Stored data entries:
- - -

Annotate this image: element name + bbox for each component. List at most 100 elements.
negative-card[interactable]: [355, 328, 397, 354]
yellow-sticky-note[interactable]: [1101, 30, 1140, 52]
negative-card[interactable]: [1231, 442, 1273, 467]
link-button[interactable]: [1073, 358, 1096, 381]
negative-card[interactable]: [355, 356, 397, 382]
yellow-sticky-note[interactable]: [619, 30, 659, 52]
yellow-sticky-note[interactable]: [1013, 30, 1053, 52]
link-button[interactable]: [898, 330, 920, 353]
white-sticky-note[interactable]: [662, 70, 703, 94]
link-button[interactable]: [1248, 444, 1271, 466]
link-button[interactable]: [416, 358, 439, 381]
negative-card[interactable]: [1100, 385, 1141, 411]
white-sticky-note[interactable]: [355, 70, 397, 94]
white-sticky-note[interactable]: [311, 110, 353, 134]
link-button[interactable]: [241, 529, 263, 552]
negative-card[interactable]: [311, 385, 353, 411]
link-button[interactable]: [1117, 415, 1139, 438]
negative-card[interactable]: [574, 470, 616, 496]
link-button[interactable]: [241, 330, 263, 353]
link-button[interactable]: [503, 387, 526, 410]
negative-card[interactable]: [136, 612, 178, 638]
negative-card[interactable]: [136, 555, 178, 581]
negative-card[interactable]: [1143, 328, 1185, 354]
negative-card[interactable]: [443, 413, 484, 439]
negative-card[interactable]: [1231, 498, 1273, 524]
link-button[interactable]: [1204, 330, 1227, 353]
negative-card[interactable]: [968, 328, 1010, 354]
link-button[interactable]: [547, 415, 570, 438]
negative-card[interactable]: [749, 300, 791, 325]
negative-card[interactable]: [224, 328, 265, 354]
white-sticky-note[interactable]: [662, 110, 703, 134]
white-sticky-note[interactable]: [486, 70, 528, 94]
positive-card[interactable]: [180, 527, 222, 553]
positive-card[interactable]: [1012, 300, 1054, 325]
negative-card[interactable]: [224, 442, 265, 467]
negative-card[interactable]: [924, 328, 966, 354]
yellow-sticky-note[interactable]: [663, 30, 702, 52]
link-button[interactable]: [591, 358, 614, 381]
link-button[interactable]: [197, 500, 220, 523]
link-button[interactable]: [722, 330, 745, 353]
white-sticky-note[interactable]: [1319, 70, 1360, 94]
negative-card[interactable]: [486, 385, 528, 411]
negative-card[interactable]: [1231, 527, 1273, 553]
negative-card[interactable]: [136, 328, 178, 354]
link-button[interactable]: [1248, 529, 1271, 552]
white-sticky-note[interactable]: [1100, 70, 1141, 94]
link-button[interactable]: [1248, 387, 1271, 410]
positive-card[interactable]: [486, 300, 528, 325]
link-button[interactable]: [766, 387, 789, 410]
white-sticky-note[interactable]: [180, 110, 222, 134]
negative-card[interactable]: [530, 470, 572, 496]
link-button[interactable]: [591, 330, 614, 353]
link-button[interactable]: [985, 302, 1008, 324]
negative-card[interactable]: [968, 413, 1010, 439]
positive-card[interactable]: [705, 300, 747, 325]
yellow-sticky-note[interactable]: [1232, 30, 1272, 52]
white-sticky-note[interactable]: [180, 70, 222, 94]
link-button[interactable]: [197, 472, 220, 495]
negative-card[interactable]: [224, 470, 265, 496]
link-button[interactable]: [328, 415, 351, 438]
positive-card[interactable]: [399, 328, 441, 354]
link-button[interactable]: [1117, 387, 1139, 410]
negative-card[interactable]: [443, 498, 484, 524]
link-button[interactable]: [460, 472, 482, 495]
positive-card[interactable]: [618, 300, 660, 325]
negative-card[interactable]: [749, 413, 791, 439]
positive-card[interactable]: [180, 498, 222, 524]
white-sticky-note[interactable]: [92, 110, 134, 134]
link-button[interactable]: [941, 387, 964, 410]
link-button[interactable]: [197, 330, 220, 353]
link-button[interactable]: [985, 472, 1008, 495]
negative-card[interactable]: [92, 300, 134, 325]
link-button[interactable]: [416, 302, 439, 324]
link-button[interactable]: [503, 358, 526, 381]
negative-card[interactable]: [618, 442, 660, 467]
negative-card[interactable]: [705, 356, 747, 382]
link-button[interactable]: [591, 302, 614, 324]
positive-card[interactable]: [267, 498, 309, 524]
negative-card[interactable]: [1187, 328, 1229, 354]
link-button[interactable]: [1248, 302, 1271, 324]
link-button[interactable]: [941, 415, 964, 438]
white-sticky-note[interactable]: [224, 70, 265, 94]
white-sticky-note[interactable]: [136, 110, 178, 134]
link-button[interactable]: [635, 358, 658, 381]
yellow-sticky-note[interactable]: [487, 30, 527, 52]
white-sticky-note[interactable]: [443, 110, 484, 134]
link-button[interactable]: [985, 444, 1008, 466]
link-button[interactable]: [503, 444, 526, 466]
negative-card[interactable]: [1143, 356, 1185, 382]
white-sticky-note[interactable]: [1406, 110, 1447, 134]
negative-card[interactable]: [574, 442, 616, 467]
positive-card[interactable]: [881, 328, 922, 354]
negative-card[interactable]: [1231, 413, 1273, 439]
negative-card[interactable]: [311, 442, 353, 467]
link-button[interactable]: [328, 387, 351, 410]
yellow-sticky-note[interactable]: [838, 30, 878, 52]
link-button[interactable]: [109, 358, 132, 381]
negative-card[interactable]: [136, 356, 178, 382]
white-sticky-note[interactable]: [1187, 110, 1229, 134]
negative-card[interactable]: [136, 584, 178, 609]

- - -

Copy the material above line for line, keeping every character unchanged.

Output of the exercise:
Annotate this image: element name + bbox for each component. List at most 100 elements.
negative-card[interactable]: [355, 328, 397, 354]
yellow-sticky-note[interactable]: [1101, 30, 1140, 52]
negative-card[interactable]: [1231, 442, 1273, 467]
link-button[interactable]: [1073, 358, 1096, 381]
negative-card[interactable]: [355, 356, 397, 382]
yellow-sticky-note[interactable]: [619, 30, 659, 52]
yellow-sticky-note[interactable]: [1013, 30, 1053, 52]
link-button[interactable]: [898, 330, 920, 353]
white-sticky-note[interactable]: [662, 70, 703, 94]
link-button[interactable]: [1248, 444, 1271, 466]
link-button[interactable]: [416, 358, 439, 381]
negative-card[interactable]: [1100, 385, 1141, 411]
white-sticky-note[interactable]: [355, 70, 397, 94]
white-sticky-note[interactable]: [311, 110, 353, 134]
link-button[interactable]: [241, 529, 263, 552]
negative-card[interactable]: [311, 385, 353, 411]
link-button[interactable]: [1117, 415, 1139, 438]
negative-card[interactable]: [574, 470, 616, 496]
link-button[interactable]: [241, 330, 263, 353]
link-button[interactable]: [503, 387, 526, 410]
negative-card[interactable]: [136, 612, 178, 638]
negative-card[interactable]: [136, 555, 178, 581]
negative-card[interactable]: [1143, 328, 1185, 354]
negative-card[interactable]: [443, 413, 484, 439]
negative-card[interactable]: [1231, 498, 1273, 524]
link-button[interactable]: [1204, 330, 1227, 353]
negative-card[interactable]: [968, 328, 1010, 354]
link-button[interactable]: [547, 415, 570, 438]
negative-card[interactable]: [749, 300, 791, 325]
negative-card[interactable]: [224, 328, 265, 354]
white-sticky-note[interactable]: [662, 110, 703, 134]
white-sticky-note[interactable]: [486, 70, 528, 94]
positive-card[interactable]: [180, 527, 222, 553]
positive-card[interactable]: [1012, 300, 1054, 325]
negative-card[interactable]: [224, 442, 265, 467]
negative-card[interactable]: [924, 328, 966, 354]
yellow-sticky-note[interactable]: [663, 30, 702, 52]
link-button[interactable]: [591, 358, 614, 381]
link-button[interactable]: [197, 500, 220, 523]
link-button[interactable]: [722, 330, 745, 353]
white-sticky-note[interactable]: [1319, 70, 1360, 94]
negative-card[interactable]: [486, 385, 528, 411]
negative-card[interactable]: [1231, 527, 1273, 553]
negative-card[interactable]: [136, 328, 178, 354]
link-button[interactable]: [1248, 529, 1271, 552]
white-sticky-note[interactable]: [1100, 70, 1141, 94]
link-button[interactable]: [1248, 387, 1271, 410]
positive-card[interactable]: [486, 300, 528, 325]
link-button[interactable]: [766, 387, 789, 410]
white-sticky-note[interactable]: [180, 110, 222, 134]
negative-card[interactable]: [530, 470, 572, 496]
link-button[interactable]: [591, 330, 614, 353]
link-button[interactable]: [985, 302, 1008, 324]
negative-card[interactable]: [968, 413, 1010, 439]
positive-card[interactable]: [705, 300, 747, 325]
yellow-sticky-note[interactable]: [1232, 30, 1272, 52]
white-sticky-note[interactable]: [180, 70, 222, 94]
link-button[interactable]: [197, 472, 220, 495]
negative-card[interactable]: [224, 470, 265, 496]
link-button[interactable]: [328, 415, 351, 438]
positive-card[interactable]: [399, 328, 441, 354]
link-button[interactable]: [1117, 387, 1139, 410]
negative-card[interactable]: [443, 498, 484, 524]
link-button[interactable]: [460, 472, 482, 495]
positive-card[interactable]: [618, 300, 660, 325]
negative-card[interactable]: [749, 413, 791, 439]
positive-card[interactable]: [180, 498, 222, 524]
white-sticky-note[interactable]: [92, 110, 134, 134]
link-button[interactable]: [941, 387, 964, 410]
link-button[interactable]: [197, 330, 220, 353]
link-button[interactable]: [985, 472, 1008, 495]
negative-card[interactable]: [92, 300, 134, 325]
link-button[interactable]: [416, 302, 439, 324]
link-button[interactable]: [503, 358, 526, 381]
negative-card[interactable]: [618, 442, 660, 467]
negative-card[interactable]: [705, 356, 747, 382]
link-button[interactable]: [591, 302, 614, 324]
positive-card[interactable]: [267, 498, 309, 524]
negative-card[interactable]: [1187, 328, 1229, 354]
link-button[interactable]: [1248, 302, 1271, 324]
link-button[interactable]: [941, 415, 964, 438]
white-sticky-note[interactable]: [224, 70, 265, 94]
white-sticky-note[interactable]: [136, 110, 178, 134]
link-button[interactable]: [635, 358, 658, 381]
yellow-sticky-note[interactable]: [487, 30, 527, 52]
white-sticky-note[interactable]: [443, 110, 484, 134]
link-button[interactable]: [985, 444, 1008, 466]
link-button[interactable]: [503, 444, 526, 466]
negative-card[interactable]: [1143, 356, 1185, 382]
white-sticky-note[interactable]: [1406, 110, 1447, 134]
negative-card[interactable]: [574, 442, 616, 467]
positive-card[interactable]: [881, 328, 922, 354]
negative-card[interactable]: [1231, 413, 1273, 439]
negative-card[interactable]: [311, 442, 353, 467]
link-button[interactable]: [328, 387, 351, 410]
yellow-sticky-note[interactable]: [838, 30, 878, 52]
link-button[interactable]: [109, 358, 132, 381]
negative-card[interactable]: [136, 356, 178, 382]
white-sticky-note[interactable]: [1187, 110, 1229, 134]
negative-card[interactable]: [136, 584, 178, 609]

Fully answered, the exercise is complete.